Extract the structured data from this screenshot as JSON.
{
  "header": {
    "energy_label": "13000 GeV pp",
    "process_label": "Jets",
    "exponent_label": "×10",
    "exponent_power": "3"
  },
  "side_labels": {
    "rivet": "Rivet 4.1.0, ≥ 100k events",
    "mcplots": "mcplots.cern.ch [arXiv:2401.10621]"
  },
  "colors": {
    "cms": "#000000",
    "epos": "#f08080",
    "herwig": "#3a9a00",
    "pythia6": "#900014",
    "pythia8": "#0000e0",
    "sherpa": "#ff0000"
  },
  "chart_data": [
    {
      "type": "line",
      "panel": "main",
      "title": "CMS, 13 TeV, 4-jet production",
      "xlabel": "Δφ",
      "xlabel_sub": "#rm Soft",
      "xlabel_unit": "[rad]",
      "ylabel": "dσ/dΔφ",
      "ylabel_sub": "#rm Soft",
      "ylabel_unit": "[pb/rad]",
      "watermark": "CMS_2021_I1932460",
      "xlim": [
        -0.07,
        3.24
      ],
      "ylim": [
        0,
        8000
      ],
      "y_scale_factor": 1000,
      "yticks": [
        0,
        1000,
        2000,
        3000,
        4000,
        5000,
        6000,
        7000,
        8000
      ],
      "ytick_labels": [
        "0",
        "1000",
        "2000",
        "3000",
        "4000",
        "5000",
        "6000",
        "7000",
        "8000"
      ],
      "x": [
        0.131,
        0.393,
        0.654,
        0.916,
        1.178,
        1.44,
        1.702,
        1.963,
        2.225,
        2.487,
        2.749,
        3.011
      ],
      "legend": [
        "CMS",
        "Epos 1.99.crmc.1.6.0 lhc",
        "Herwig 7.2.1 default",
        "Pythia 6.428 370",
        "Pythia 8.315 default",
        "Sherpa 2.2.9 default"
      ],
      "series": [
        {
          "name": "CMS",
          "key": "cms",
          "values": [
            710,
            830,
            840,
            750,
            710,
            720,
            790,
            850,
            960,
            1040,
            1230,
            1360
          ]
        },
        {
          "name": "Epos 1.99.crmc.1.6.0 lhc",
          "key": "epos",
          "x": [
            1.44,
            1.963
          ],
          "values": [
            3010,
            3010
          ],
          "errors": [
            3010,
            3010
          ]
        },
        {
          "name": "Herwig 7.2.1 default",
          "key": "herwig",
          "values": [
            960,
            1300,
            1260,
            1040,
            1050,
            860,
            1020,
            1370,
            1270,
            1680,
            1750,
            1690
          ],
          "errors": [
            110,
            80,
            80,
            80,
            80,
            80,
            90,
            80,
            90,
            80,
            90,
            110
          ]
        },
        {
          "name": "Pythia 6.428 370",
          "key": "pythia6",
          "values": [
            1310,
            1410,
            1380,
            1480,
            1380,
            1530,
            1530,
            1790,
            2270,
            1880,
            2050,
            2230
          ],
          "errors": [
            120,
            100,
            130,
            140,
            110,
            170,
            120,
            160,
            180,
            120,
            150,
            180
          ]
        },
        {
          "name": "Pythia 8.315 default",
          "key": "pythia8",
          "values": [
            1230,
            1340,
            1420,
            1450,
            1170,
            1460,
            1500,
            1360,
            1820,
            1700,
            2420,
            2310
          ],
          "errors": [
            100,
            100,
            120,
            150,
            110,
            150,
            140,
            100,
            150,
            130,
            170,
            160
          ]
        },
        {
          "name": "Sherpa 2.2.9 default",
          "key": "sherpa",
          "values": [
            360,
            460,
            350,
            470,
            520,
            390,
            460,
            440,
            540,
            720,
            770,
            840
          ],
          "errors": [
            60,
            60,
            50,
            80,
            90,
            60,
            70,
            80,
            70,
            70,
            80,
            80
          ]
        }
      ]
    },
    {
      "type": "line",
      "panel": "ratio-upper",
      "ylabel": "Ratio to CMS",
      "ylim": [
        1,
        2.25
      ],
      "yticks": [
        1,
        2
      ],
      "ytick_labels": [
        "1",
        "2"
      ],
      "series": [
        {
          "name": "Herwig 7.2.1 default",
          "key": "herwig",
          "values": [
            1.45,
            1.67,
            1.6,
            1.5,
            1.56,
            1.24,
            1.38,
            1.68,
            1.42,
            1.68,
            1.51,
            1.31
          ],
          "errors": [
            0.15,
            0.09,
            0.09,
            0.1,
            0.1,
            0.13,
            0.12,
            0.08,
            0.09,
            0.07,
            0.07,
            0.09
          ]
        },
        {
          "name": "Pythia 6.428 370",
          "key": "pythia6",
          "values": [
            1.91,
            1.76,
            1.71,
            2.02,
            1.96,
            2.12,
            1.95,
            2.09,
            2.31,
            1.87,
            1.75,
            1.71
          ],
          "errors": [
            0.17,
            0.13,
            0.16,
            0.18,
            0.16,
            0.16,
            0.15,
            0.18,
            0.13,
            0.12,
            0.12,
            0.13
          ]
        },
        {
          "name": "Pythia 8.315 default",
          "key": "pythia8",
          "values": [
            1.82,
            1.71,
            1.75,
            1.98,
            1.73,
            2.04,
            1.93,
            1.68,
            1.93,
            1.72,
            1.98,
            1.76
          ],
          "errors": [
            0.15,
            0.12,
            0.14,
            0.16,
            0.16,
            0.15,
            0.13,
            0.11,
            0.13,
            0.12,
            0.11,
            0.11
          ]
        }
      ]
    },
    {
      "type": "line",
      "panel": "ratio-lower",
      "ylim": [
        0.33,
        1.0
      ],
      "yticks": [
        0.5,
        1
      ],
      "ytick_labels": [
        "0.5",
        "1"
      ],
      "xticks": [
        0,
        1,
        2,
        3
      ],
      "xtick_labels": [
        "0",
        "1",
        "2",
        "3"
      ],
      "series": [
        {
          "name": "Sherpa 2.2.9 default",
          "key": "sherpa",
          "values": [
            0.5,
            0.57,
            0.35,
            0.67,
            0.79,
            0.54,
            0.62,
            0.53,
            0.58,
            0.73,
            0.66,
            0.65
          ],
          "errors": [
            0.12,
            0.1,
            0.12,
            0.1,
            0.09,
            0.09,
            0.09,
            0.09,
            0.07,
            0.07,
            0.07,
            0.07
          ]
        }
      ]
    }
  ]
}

===============

**WHAT IS BEING ASKED:** Your task is to repeat each line of the material exactly.

**WRITTEN SOLUTION:**
Extract the structured data from this screenshot as JSON.
{
  "header": {
    "energy_label": "13000 GeV pp",
    "process_label": "Jets",
    "exponent_label": "×10",
    "exponent_power": "3"
  },
  "side_labels": {
    "rivet": "Rivet 4.1.0, ≥ 100k events",
    "mcplots": "mcplots.cern.ch [arXiv:2401.10621]"
  },
  "colors": {
    "cms": "#000000",
    "epos": "#f08080",
    "herwig": "#3a9a00",
    "pythia6": "#900014",
    "pythia8": "#0000e0",
    "sherpa": "#ff0000"
  },
  "chart_data": [
    {
      "type": "line",
      "panel": "main",
      "title": "CMS, 13 TeV, 4-jet production",
      "xlabel": "Δφ",
      "xlabel_sub": "#rm Soft",
      "xlabel_unit": "[rad]",
      "ylabel": "dσ/dΔφ",
      "ylabel_sub": "#rm Soft",
      "ylabel_unit": "[pb/rad]",
      "watermark": "CMS_2021_I1932460",
      "xlim": [
        -0.07,
        3.24
      ],
      "ylim": [
        0,
        8000
      ],
      "y_scale_factor": 1000,
      "yticks": [
        0,
        1000,
        2000,
        3000,
        4000,
        5000,
        6000,
        7000,
        8000
      ],
      "ytick_labels": [
        "0",
        "1000",
        "2000",
        "3000",
        "4000",
        "5000",
        "6000",
        "7000",
        "8000"
      ],
      "x": [
        0.131,
        0.393,
        0.654,
        0.916,
        1.178,
        1.44,
        1.702,
        1.963,
        2.225,
        2.487,
        2.749,
        3.011
      ],
      "legend": [
        "CMS",
        "Epos 1.99.crmc.1.6.0 lhc",
        "Herwig 7.2.1 default",
        "Pythia 6.428 370",
        "Pythia 8.315 default",
        "Sherpa 2.2.9 default"
      ],
      "series": [
        {
          "name": "CMS",
          "key": "cms",
          "values": [
            710,
            830,
            840,
            750,
            710,
            720,
            790,
            850,
            960,
            1040,
            1230,
            1360
          ]
        },
        {
          "name": "Epos 1.99.crmc.1.6.0 lhc",
          "key": "epos",
          "x": [
            1.44,
            1.963
          ],
          "values": [
            3010,
            3010
          ],
          "errors": [
            3010,
            3010
          ]
        },
        {
          "name": "Herwig 7.2.1 default",
          "key": "herwig",
          "values": [
            960,
            1300,
            1260,
            1040,
            1050,
            860,
            1020,
            1370,
            1270,
            1680,
            1750,
            1690
          ],
          "errors": [
            110,
            80,
            80,
            80,
            80,
            80,
            90,
            80,
            90,
            80,
            90,
            110
          ]
        },
        {
          "name": "Pythia 6.428 370",
          "key": "pythia6",
          "values": [
            1310,
            1410,
            1380,
            1480,
            1380,
            1530,
            1530,
            1790,
            2270,
            1880,
            2050,
            2230
          ],
          "errors": [
            120,
            100,
            130,
            140,
            110,
            170,
            120,
            160,
            180,
            120,
            150,
            180
          ]
        },
        {
          "name": "Pythia 8.315 default",
          "key": "pythia8",
          "values": [
            1230,
            1340,
            1420,
            1450,
            1170,
            1460,
            1500,
            1360,
            1820,
            1700,
            2420,
            2310
          ],
          "errors": [
            100,
            100,
            120,
            150,
            110,
            150,
            140,
            100,
            150,
            130,
            170,
            160
          ]
        },
        {
          "name": "Sherpa 2.2.9 default",
          "key": "sherpa",
          "values": [
            360,
            460,
            350,
            470,
            520,
            390,
            460,
            440,
            540,
            720,
            770,
            840
          ],
          "errors": [
            60,
            60,
            50,
            80,
            90,
            60,
            70,
            80,
            70,
            70,
            80,
            80
          ]
        }
      ]
    },
    {
      "type": "line",
      "panel": "ratio-upper",
      "ylabel": "Ratio to CMS",
      "ylim": [
        1,
        2.25
      ],
      "yticks": [
        1,
        2
      ],
      "ytick_labels": [
        "1",
        "2"
      ],
      "series": [
        {
          "name": "Herwig 7.2.1 default",
          "key": "herwig",
          "values": [
            1.45,
            1.67,
            1.6,
            1.5,
            1.56,
            1.24,
            1.38,
            1.68,
            1.42,
            1.68,
            1.51,
            1.31
          ],
          "errors": [
            0.15,
            0.09,
            0.09,
            0.1,
            0.1,
            0.13,
            0.12,
            0.08,
            0.09,
            0.07,
            0.07,
            0.09
          ]
        },
        {
          "name": "Pythia 6.428 370",
          "key": "pythia6",
          "values": [
            1.91,
            1.76,
            1.71,
            2.02,
            1.96,
            2.12,
            1.95,
            2.09,
            2.31,
            1.87,
            1.75,
            1.71
          ],
          "errors": [
            0.17,
            0.13,
            0.16,
            0.18,
            0.16,
            0.16,
            0.15,
            0.18,
            0.13,
            0.12,
            0.12,
            0.13
          ]
        },
        {
          "name": "Pythia 8.315 default",
          "key": "pythia8",
          "values": [
            1.82,
            1.71,
            1.75,
            1.98,
            1.73,
            2.04,
            1.93,
            1.68,
            1.93,
            1.72,
            1.98,
            1.76
          ],
          "errors": [
            0.15,
            0.12,
            0.14,
            0.16,
            0.16,
            0.15,
            0.13,
            0.11,
            0.13,
            0.12,
            0.11,
            0.11
          ]
        }
      ]
    },
    {
      "type": "line",
      "panel": "ratio-lower",
      "ylim": [
        0.33,
        1.0
      ],
      "yticks": [
        0.5,
        1
      ],
      "ytick_labels": [
        "0.5",
        "1"
      ],
      "xticks": [
        0,
        1,
        2,
        3
      ],
      "xtick_labels": [
        "0",
        "1",
        "2",
        "3"
      ],
      "series": [
        {
          "name": "Sherpa 2.2.9 default",
          "key": "sherpa",
          "values": [
            0.5,
            0.57,
            0.35,
            0.67,
            0.79,
            0.54,
            0.62,
            0.53,
            0.58,
            0.73,
            0.66,
            0.65
          ],
          "errors": [
            0.12,
            0.1,
            0.12,
            0.1,
            0.09,
            0.09,
            0.09,
            0.09,
            0.07,
            0.07,
            0.07,
            0.07
          ]
        }
      ]
    }
  ]
}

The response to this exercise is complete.